**Required work**
Read through the listing, and wherever a line holds the word "gnomADStructuralVariants", return it.

**Available records**
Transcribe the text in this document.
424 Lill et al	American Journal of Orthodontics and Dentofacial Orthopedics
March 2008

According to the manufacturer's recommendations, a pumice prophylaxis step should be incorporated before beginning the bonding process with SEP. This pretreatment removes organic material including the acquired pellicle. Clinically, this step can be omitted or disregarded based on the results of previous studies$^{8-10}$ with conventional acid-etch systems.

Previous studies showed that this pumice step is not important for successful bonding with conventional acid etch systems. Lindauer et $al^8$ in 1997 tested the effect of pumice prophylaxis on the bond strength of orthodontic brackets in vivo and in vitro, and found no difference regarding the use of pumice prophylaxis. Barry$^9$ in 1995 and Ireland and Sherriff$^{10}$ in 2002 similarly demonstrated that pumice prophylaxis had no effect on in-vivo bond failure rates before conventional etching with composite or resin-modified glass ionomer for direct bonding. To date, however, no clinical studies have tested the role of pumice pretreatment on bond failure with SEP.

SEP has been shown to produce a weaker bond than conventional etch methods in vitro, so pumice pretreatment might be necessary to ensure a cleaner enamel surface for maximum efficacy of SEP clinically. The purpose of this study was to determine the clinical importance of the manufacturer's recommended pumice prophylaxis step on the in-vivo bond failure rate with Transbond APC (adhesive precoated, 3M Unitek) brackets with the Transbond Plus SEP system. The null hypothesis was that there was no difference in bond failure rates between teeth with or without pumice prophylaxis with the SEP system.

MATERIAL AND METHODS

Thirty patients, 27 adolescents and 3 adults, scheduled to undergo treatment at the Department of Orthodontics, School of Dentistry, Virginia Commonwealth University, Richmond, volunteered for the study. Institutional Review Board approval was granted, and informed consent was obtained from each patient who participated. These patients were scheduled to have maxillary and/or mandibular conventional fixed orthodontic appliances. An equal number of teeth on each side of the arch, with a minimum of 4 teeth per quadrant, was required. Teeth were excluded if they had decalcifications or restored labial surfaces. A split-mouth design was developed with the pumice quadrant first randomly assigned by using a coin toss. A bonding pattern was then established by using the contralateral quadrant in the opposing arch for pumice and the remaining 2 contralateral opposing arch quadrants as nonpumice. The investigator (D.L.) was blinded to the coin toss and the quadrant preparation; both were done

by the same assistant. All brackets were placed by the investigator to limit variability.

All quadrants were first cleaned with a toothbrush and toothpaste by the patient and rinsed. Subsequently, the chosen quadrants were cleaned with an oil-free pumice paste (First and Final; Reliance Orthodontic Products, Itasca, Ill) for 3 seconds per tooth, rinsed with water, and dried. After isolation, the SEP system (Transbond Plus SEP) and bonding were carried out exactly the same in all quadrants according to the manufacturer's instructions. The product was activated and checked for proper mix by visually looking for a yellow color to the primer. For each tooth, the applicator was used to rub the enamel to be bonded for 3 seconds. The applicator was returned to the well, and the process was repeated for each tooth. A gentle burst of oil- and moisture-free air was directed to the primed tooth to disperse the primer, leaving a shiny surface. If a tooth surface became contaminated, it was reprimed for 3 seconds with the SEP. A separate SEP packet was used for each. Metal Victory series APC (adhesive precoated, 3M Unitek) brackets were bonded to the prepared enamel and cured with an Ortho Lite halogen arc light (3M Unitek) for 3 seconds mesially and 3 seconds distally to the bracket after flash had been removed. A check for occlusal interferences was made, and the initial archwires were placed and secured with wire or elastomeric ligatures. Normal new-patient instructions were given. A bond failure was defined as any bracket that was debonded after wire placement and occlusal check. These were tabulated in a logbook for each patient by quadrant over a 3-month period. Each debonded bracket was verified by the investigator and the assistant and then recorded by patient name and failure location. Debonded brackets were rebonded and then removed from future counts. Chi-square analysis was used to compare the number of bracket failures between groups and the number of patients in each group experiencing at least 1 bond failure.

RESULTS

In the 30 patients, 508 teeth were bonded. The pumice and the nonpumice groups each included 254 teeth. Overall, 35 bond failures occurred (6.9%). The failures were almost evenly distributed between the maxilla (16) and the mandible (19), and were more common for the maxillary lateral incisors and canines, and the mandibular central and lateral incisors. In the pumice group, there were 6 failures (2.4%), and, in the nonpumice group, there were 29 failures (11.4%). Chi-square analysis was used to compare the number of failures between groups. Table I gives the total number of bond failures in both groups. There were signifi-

--

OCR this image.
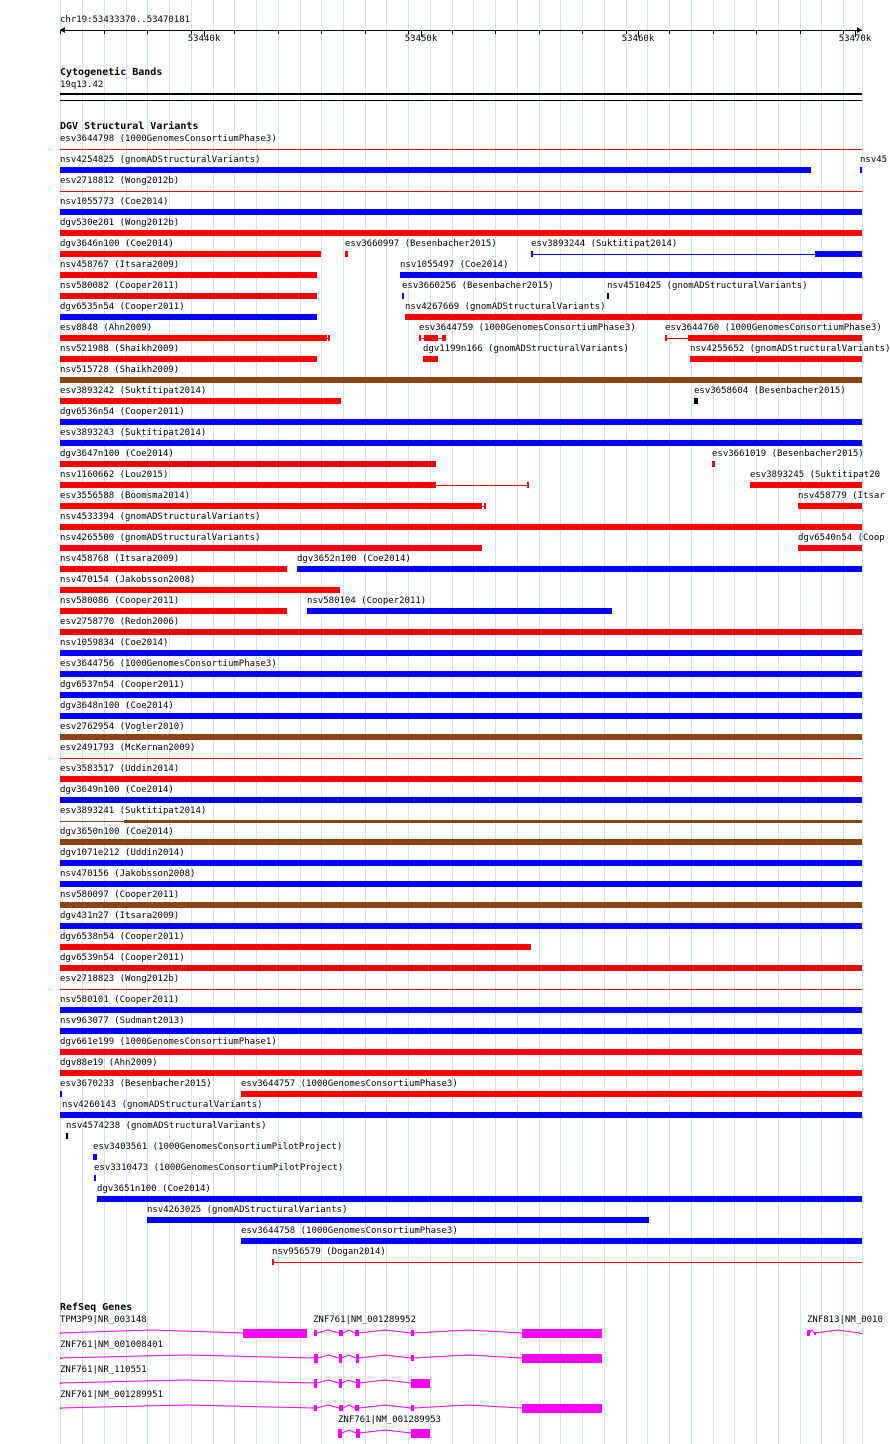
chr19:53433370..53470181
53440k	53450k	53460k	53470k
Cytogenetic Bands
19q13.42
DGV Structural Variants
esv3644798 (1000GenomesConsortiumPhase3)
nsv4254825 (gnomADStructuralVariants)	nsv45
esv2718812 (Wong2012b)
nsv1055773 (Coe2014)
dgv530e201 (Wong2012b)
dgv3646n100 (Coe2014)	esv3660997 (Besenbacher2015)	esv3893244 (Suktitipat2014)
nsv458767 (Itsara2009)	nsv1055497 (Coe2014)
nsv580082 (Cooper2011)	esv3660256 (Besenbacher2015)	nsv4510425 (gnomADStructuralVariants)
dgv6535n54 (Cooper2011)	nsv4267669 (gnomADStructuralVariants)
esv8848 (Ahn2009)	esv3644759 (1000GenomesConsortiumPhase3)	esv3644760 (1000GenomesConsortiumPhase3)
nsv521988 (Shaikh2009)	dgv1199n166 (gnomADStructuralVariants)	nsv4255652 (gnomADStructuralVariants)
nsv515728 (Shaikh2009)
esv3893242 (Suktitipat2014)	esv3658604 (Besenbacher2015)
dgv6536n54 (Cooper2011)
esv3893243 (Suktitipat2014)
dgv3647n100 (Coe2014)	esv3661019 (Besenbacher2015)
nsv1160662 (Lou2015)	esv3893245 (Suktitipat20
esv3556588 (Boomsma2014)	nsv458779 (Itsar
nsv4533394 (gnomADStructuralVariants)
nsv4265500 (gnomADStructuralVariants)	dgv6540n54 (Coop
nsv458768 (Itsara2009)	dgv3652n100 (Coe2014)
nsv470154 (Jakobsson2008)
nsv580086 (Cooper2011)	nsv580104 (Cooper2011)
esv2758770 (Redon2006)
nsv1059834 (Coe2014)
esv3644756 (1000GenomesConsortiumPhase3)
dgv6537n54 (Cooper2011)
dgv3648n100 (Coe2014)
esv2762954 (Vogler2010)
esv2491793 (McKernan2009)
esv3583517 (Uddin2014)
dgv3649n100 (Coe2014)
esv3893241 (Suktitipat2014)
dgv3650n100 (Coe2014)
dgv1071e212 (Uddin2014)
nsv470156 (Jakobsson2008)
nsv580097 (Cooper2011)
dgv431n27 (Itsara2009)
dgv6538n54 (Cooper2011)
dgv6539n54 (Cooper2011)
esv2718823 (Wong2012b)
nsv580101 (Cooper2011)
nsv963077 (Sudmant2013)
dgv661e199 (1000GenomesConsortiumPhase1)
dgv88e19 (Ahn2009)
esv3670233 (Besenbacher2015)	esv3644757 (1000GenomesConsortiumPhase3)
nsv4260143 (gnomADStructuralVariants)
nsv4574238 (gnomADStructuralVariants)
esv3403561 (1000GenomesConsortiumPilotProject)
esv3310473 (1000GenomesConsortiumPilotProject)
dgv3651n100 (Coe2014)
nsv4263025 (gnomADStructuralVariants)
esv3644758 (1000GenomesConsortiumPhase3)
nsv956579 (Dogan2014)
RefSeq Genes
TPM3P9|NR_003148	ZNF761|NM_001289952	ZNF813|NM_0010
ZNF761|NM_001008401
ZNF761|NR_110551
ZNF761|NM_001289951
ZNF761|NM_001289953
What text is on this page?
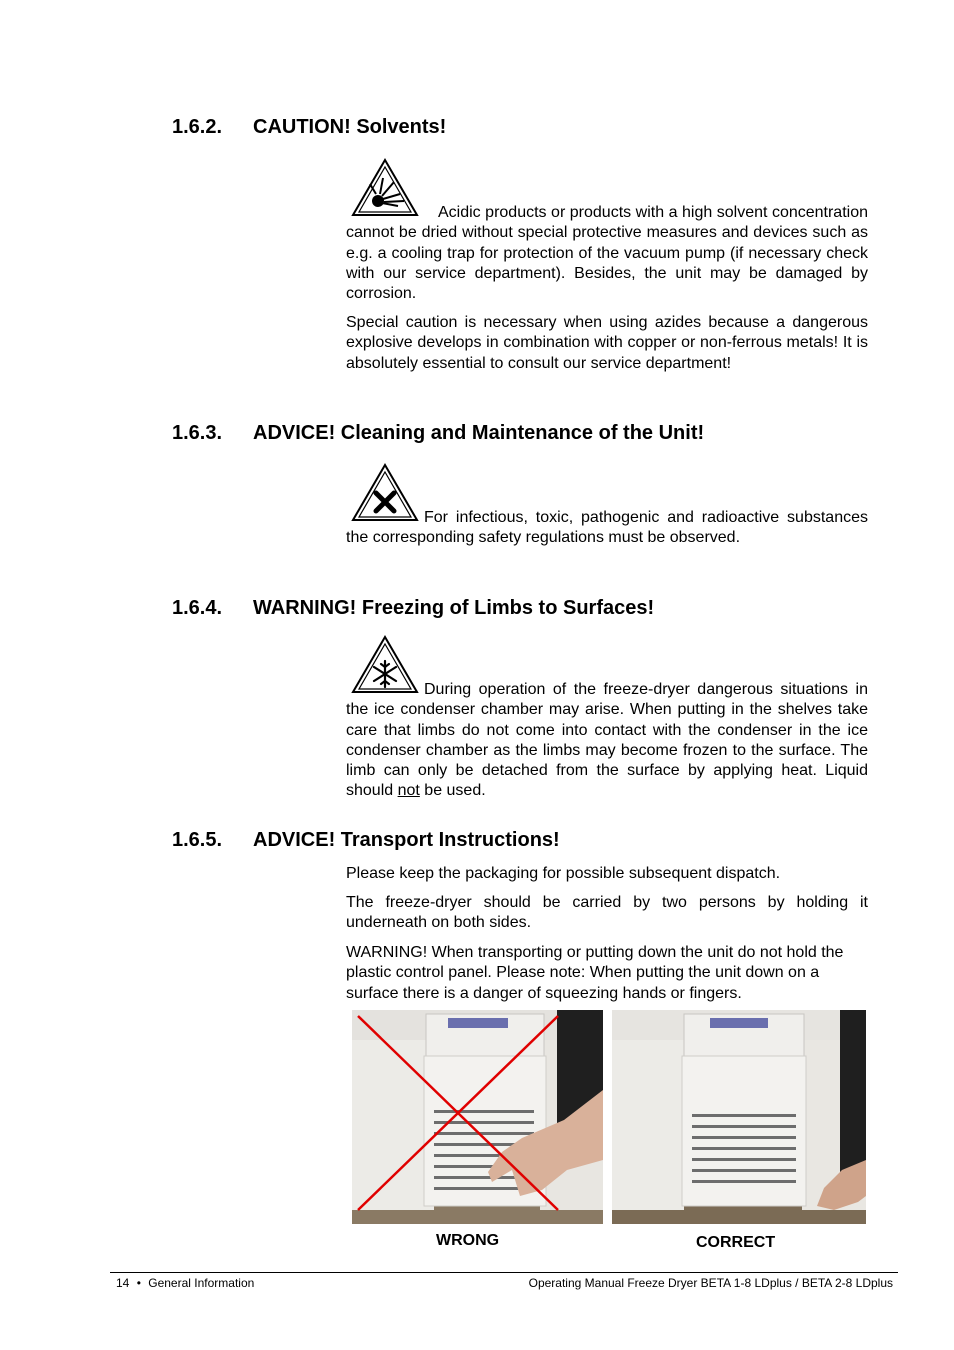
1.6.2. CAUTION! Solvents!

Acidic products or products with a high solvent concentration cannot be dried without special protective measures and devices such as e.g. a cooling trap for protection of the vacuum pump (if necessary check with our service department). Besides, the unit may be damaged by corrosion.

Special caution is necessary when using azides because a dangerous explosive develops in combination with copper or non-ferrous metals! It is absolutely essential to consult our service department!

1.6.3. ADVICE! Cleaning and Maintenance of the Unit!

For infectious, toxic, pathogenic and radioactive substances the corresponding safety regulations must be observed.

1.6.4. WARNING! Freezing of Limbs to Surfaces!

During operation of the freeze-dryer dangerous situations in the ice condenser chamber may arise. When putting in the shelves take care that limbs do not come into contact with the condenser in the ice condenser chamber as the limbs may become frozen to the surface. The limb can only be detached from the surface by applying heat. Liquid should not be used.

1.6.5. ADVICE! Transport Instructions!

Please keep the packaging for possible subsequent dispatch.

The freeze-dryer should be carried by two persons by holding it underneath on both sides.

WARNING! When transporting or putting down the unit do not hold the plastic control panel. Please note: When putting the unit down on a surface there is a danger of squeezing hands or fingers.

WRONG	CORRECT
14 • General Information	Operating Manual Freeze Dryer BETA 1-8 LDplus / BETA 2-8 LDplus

**Output of the task**
nsv4254825 (gnomADStructuralVariants)	nsv45
nsv580082 (Cooper2011)	esv3660256 (Besenbacher2015)	nsv4510425 (gnomADStructuralVariants)
dgv6535n54 (Cooper2011)	nsv4267669 (gnomADStructuralVariants)
nsv521988 (Shaikh2009)	dgv1199n166 (gnomADStructuralVariants)	nsv4255652 (gnomADStructuralVariants)
nsv4533394 (gnomADStructuralVariants)
nsv4265500 (gnomADStructuralVariants)	dgv6540n54 (Coop
nsv4260143 (gnomADStructuralVariants)
nsv4574238 (gnomADStructuralVariants)
nsv4263025 (gnomADStructuralVariants)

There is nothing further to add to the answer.